══ Material to process
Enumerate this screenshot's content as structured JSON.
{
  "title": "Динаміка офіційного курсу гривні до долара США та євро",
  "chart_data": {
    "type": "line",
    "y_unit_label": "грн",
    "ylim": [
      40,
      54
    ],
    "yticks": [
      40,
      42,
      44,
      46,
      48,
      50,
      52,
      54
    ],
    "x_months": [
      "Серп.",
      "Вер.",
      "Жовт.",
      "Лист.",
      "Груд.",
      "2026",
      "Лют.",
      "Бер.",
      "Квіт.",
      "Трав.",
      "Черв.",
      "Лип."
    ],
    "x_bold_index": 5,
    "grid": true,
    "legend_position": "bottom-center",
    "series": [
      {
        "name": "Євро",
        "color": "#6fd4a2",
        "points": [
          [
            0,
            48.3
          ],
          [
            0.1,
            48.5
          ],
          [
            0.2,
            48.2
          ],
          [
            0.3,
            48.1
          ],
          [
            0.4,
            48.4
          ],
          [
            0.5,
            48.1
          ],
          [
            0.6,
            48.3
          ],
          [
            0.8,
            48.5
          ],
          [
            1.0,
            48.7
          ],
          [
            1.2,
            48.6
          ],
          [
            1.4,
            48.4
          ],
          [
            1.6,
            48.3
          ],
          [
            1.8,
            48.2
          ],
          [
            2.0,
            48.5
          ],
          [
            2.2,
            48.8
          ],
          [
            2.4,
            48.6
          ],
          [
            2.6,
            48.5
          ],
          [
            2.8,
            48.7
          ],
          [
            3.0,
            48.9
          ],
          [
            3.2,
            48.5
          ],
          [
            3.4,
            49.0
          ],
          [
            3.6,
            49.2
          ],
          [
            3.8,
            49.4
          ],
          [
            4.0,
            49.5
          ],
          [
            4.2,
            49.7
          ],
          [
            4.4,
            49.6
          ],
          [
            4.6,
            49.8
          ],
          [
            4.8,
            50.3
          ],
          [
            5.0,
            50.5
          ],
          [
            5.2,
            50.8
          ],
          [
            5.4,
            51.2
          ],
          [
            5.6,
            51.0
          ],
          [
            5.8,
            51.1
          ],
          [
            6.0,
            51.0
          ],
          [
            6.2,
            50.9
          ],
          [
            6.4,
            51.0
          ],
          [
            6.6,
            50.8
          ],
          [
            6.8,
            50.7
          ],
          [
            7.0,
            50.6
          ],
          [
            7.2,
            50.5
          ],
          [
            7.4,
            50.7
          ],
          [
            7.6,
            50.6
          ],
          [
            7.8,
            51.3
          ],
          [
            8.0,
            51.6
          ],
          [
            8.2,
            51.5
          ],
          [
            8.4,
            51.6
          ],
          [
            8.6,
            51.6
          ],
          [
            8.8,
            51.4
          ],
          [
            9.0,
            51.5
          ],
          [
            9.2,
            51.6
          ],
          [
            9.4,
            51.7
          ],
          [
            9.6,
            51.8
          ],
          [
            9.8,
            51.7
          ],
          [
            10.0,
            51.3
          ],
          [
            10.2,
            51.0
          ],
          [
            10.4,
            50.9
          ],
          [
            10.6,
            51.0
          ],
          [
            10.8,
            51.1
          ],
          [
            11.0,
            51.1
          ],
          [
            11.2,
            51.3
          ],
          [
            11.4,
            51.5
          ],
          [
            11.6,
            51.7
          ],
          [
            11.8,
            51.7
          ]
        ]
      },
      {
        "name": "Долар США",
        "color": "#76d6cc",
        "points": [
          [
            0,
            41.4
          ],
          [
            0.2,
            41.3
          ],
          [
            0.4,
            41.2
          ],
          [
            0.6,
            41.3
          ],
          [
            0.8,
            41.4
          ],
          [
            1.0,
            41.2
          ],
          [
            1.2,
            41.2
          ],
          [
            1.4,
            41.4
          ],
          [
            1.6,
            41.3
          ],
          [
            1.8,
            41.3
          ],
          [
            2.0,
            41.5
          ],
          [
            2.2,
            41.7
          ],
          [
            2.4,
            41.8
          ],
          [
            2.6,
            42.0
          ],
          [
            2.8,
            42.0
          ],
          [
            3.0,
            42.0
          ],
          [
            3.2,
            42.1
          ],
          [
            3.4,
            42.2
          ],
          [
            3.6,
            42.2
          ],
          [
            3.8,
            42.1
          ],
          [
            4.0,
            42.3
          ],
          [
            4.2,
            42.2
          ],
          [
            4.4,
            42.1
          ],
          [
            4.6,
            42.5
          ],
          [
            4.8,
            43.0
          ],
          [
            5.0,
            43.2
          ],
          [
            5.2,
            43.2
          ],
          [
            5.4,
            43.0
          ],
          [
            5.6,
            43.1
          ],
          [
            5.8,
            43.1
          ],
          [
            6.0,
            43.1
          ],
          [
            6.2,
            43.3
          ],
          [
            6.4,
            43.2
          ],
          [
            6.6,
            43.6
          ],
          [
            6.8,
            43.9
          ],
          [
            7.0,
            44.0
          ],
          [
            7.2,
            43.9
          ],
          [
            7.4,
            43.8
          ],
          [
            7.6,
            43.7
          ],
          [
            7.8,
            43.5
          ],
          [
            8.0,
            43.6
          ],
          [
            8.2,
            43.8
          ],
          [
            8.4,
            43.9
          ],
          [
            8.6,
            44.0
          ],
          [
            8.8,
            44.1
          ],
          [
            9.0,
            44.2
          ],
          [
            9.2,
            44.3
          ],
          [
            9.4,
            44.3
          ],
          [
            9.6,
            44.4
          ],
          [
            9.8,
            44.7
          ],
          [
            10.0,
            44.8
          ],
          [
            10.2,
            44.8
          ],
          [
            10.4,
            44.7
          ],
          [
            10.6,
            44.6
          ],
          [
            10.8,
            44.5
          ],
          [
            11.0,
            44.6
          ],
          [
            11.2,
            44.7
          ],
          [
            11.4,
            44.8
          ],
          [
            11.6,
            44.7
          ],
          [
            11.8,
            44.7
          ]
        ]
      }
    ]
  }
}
════
Please quote every record above exactly as it appears.

Enumerate this screenshot's content as structured JSON.
{
  "title": "Динаміка офіційного курсу гривні до долара США та євро",
  "chart_data": {
    "type": "line",
    "y_unit_label": "грн",
    "ylim": [
      40,
      54
    ],
    "yticks": [
      40,
      42,
      44,
      46,
      48,
      50,
      52,
      54
    ],
    "x_months": [
      "Серп.",
      "Вер.",
      "Жовт.",
      "Лист.",
      "Груд.",
      "2026",
      "Лют.",
      "Бер.",
      "Квіт.",
      "Трав.",
      "Черв.",
      "Лип."
    ],
    "x_bold_index": 5,
    "grid": true,
    "legend_position": "bottom-center",
    "series": [
      {
        "name": "Євро",
        "color": "#6fd4a2",
        "points": [
          [
            0,
            48.3
          ],
          [
            0.1,
            48.5
          ],
          [
            0.2,
            48.2
          ],
          [
            0.3,
            48.1
          ],
          [
            0.4,
            48.4
          ],
          [
            0.5,
            48.1
          ],
          [
            0.6,
            48.3
          ],
          [
            0.8,
            48.5
          ],
          [
            1.0,
            48.7
          ],
          [
            1.2,
            48.6
          ],
          [
            1.4,
            48.4
          ],
          [
            1.6,
            48.3
          ],
          [
            1.8,
            48.2
          ],
          [
            2.0,
            48.5
          ],
          [
            2.2,
            48.8
          ],
          [
            2.4,
            48.6
          ],
          [
            2.6,
            48.5
          ],
          [
            2.8,
            48.7
          ],
          [
            3.0,
            48.9
          ],
          [
            3.2,
            48.5
          ],
          [
            3.4,
            49.0
          ],
          [
            3.6,
            49.2
          ],
          [
            3.8,
            49.4
          ],
          [
            4.0,
            49.5
          ],
          [
            4.2,
            49.7
          ],
          [
            4.4,
            49.6
          ],
          [
            4.6,
            49.8
          ],
          [
            4.8,
            50.3
          ],
          [
            5.0,
            50.5
          ],
          [
            5.2,
            50.8
          ],
          [
            5.4,
            51.2
          ],
          [
            5.6,
            51.0
          ],
          [
            5.8,
            51.1
          ],
          [
            6.0,
            51.0
          ],
          [
            6.2,
            50.9
          ],
          [
            6.4,
            51.0
          ],
          [
            6.6,
            50.8
          ],
          [
            6.8,
            50.7
          ],
          [
            7.0,
            50.6
          ],
          [
            7.2,
            50.5
          ],
          [
            7.4,
            50.7
          ],
          [
            7.6,
            50.6
          ],
          [
            7.8,
            51.3
          ],
          [
            8.0,
            51.6
          ],
          [
            8.2,
            51.5
          ],
          [
            8.4,
            51.6
          ],
          [
            8.6,
            51.6
          ],
          [
            8.8,
            51.4
          ],
          [
            9.0,
            51.5
          ],
          [
            9.2,
            51.6
          ],
          [
            9.4,
            51.7
          ],
          [
            9.6,
            51.8
          ],
          [
            9.8,
            51.7
          ],
          [
            10.0,
            51.3
          ],
          [
            10.2,
            51.0
          ],
          [
            10.4,
            50.9
          ],
          [
            10.6,
            51.0
          ],
          [
            10.8,
            51.1
          ],
          [
            11.0,
            51.1
          ],
          [
            11.2,
            51.3
          ],
          [
            11.4,
            51.5
          ],
          [
            11.6,
            51.7
          ],
          [
            11.8,
            51.7
          ]
        ]
      },
      {
        "name": "Долар США",
        "color": "#76d6cc",
        "points": [
          [
            0,
            41.4
          ],
          [
            0.2,
            41.3
          ],
          [
            0.4,
            41.2
          ],
          [
            0.6,
            41.3
          ],
          [
            0.8,
            41.4
          ],
          [
            1.0,
            41.2
          ],
          [
            1.2,
            41.2
          ],
          [
            1.4,
            41.4
          ],
          [
            1.6,
            41.3
          ],
          [
            1.8,
            41.3
          ],
          [
            2.0,
            41.5
          ],
          [
            2.2,
            41.7
          ],
          [
            2.4,
            41.8
          ],
          [
            2.6,
            42.0
          ],
          [
            2.8,
            42.0
          ],
          [
            3.0,
            42.0
          ],
          [
            3.2,
            42.1
          ],
          [
            3.4,
            42.2
          ],
          [
            3.6,
            42.2
          ],
          [
            3.8,
            42.1
          ],
          [
            4.0,
            42.3
          ],
          [
            4.2,
            42.2
          ],
          [
            4.4,
            42.1
          ],
          [
            4.6,
            42.5
          ],
          [
            4.8,
            43.0
          ],
          [
            5.0,
            43.2
          ],
          [
            5.2,
            43.2
          ],
          [
            5.4,
            43.0
          ],
          [
            5.6,
            43.1
          ],
          [
            5.8,
            43.1
          ],
          [
            6.0,
            43.1
          ],
          [
            6.2,
            43.3
          ],
          [
            6.4,
            43.2
          ],
          [
            6.6,
            43.6
          ],
          [
            6.8,
            43.9
          ],
          [
            7.0,
            44.0
          ],
          [
            7.2,
            43.9
          ],
          [
            7.4,
            43.8
          ],
          [
            7.6,
            43.7
          ],
          [
            7.8,
            43.5
          ],
          [
            8.0,
            43.6
          ],
          [
            8.2,
            43.8
          ],
          [
            8.4,
            43.9
          ],
          [
            8.6,
            44.0
          ],
          [
            8.8,
            44.1
          ],
          [
            9.0,
            44.2
          ],
          [
            9.2,
            44.3
          ],
          [
            9.4,
            44.3
          ],
          [
            9.6,
            44.4
          ],
          [
            9.8,
            44.7
          ],
          [
            10.0,
            44.8
          ],
          [
            10.2,
            44.8
          ],
          [
            10.4,
            44.7
          ],
          [
            10.6,
            44.6
          ],
          [
            10.8,
            44.5
          ],
          [
            11.0,
            44.6
          ],
          [
            11.2,
            44.7
          ],
          [
            11.4,
            44.8
          ],
          [
            11.6,
            44.7
          ],
          [
            11.8,
            44.7
          ]
        ]
      }
    ]
  }
}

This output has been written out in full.